**The data:**
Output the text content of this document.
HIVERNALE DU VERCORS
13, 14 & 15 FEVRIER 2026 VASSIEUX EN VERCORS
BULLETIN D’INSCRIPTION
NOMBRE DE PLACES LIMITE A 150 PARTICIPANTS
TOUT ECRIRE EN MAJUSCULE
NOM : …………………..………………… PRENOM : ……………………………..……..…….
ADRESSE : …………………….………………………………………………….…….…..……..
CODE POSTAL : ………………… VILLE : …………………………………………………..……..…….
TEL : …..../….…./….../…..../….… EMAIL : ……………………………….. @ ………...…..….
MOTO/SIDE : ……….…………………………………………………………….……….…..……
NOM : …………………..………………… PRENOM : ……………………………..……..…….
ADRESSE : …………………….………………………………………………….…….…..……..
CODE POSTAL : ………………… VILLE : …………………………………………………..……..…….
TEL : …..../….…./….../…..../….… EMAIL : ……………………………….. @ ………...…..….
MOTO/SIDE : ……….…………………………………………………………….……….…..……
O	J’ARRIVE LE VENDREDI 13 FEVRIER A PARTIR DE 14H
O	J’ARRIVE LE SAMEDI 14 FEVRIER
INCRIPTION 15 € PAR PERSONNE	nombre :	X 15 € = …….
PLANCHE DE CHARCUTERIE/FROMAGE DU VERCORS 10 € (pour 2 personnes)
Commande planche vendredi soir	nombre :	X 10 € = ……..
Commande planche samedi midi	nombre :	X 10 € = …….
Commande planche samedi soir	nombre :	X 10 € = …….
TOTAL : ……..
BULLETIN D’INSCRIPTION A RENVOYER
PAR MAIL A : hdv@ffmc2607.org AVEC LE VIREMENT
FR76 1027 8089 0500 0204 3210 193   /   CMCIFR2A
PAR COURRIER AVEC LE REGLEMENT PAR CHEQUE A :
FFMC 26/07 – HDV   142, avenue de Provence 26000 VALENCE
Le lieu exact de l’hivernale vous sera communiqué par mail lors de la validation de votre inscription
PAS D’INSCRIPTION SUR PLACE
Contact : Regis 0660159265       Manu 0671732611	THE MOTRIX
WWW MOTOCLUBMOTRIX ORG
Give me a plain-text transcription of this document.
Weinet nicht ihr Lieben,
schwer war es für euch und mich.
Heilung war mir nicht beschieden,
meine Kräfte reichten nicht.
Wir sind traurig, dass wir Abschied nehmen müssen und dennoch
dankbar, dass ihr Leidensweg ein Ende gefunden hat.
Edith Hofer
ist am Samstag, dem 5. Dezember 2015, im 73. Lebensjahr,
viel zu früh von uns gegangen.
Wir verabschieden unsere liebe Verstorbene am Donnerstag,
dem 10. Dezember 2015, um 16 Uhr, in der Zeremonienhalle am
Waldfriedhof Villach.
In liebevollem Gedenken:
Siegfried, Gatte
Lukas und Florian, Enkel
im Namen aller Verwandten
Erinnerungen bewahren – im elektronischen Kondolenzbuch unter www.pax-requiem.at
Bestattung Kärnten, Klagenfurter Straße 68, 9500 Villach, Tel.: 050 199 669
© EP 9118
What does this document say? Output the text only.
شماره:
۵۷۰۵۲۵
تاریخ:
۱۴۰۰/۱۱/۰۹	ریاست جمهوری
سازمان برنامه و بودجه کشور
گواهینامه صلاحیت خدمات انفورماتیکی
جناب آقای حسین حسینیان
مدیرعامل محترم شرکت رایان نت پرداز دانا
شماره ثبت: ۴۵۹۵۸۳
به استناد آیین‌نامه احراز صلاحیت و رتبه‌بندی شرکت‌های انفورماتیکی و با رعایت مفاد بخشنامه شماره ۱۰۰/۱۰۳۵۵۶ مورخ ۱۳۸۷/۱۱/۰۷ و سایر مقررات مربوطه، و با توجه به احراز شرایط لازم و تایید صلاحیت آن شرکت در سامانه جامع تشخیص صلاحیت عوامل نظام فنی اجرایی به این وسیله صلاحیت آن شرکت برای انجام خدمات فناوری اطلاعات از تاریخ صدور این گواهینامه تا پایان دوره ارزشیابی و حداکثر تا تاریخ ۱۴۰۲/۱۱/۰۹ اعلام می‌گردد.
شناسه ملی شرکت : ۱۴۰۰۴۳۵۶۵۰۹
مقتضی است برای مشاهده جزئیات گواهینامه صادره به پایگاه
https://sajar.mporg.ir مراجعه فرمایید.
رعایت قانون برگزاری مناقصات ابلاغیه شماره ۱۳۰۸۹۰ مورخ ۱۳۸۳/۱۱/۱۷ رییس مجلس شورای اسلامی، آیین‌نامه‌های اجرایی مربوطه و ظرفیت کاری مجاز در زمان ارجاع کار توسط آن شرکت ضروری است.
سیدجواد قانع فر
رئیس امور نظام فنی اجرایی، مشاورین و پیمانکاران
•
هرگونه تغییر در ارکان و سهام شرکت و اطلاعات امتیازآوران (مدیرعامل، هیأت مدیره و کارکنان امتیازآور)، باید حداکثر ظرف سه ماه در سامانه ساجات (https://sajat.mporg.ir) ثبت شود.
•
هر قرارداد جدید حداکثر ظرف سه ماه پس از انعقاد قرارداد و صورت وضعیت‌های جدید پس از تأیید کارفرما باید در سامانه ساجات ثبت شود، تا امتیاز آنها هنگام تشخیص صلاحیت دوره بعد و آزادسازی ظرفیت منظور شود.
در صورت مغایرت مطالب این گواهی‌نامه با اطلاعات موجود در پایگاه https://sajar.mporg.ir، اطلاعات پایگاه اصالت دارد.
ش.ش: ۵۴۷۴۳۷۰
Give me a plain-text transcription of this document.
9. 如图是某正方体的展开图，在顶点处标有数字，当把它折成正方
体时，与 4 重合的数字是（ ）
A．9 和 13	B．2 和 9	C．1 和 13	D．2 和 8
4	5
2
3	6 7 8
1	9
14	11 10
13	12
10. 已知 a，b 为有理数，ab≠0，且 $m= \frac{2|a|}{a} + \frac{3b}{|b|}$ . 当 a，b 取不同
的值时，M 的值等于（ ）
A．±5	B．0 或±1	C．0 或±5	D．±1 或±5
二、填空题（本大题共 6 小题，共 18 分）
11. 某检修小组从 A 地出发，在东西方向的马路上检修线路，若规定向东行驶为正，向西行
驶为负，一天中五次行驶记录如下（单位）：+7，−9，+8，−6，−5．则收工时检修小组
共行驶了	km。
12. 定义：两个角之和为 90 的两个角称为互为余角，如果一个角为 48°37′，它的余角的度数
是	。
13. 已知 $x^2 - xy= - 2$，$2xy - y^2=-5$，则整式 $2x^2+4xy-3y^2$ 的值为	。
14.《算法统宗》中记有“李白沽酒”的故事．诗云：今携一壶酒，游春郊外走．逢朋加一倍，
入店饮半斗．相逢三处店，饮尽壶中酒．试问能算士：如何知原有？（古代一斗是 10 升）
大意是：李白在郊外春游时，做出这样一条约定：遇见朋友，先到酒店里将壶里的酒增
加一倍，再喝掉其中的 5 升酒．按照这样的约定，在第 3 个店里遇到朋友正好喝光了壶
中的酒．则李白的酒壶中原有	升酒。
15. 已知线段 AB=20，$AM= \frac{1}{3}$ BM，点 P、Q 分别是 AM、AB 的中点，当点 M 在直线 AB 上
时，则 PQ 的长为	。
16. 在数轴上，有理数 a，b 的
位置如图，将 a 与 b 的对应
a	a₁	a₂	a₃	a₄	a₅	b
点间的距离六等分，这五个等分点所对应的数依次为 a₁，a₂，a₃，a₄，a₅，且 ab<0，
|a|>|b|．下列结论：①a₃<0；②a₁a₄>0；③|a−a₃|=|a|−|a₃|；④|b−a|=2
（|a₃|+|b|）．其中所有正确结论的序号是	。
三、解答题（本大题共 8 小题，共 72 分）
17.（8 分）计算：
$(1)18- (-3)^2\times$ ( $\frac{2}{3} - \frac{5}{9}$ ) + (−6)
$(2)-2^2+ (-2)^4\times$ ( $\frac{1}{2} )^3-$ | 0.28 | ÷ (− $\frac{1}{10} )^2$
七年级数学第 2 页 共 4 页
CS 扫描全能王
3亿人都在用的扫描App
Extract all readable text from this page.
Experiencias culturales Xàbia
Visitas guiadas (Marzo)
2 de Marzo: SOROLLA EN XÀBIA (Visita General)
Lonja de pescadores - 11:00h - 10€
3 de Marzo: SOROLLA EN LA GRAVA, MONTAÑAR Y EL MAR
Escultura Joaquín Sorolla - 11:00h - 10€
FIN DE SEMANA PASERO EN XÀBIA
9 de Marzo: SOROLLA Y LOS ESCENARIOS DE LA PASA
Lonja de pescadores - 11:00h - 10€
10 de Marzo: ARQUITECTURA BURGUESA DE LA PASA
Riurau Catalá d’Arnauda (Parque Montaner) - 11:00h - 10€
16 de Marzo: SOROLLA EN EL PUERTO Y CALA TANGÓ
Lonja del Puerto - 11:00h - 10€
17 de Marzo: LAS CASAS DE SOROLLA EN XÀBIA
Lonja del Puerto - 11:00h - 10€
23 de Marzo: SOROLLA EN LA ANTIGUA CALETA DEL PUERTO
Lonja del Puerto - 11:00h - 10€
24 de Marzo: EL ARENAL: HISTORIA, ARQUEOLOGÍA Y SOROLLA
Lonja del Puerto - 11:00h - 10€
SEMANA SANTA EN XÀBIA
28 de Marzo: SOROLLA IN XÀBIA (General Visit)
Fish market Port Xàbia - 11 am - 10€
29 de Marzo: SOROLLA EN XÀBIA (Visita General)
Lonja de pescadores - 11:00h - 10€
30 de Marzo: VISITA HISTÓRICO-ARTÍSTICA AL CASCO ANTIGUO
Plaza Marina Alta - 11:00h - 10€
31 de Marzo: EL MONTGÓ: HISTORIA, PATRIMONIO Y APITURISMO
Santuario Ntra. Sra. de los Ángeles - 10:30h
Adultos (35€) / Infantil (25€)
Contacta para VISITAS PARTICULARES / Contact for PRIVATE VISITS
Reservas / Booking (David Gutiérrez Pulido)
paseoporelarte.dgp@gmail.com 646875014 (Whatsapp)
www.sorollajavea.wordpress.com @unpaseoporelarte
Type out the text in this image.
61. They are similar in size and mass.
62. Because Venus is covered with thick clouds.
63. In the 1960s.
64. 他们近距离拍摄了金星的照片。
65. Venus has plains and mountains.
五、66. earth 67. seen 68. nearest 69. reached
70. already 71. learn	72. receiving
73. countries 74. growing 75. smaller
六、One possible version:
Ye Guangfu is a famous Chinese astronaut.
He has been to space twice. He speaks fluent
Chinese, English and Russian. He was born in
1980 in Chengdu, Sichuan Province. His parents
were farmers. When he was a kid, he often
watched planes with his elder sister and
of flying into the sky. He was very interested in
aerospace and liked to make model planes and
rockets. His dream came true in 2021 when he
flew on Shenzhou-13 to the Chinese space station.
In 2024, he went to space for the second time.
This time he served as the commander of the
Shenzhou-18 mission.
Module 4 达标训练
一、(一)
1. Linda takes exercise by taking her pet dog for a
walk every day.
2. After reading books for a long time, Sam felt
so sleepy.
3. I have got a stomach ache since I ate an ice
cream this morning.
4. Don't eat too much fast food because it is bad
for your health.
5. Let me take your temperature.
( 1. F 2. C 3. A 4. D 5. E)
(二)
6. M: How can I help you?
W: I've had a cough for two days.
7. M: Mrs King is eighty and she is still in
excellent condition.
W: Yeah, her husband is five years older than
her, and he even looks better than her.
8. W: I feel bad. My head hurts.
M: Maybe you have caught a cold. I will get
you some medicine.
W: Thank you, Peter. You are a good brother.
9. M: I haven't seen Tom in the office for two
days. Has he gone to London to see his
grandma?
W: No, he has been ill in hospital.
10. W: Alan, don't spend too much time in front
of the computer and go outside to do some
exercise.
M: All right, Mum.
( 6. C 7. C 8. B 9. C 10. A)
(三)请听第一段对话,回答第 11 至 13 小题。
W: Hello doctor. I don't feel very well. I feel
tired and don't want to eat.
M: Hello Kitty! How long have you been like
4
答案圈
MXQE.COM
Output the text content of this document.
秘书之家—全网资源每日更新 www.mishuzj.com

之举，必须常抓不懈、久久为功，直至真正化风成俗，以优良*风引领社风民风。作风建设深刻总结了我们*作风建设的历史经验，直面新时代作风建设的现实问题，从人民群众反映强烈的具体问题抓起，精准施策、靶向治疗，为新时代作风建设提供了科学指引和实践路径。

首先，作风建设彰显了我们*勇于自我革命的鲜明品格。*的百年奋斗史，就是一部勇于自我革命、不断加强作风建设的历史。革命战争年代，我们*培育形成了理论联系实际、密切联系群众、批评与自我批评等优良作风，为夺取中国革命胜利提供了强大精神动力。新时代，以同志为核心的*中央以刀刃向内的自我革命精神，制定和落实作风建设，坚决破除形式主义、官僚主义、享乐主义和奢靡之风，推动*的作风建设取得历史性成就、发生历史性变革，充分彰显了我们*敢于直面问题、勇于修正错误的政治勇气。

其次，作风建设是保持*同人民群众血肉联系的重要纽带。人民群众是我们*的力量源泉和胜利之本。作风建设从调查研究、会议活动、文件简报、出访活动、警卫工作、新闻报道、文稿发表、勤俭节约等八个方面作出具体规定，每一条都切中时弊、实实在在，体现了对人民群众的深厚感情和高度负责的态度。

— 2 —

**Exercise objective:** Check every line in the material above for the string "Hello", then give only the number of lines that have it.

**Solution for this problem:** 2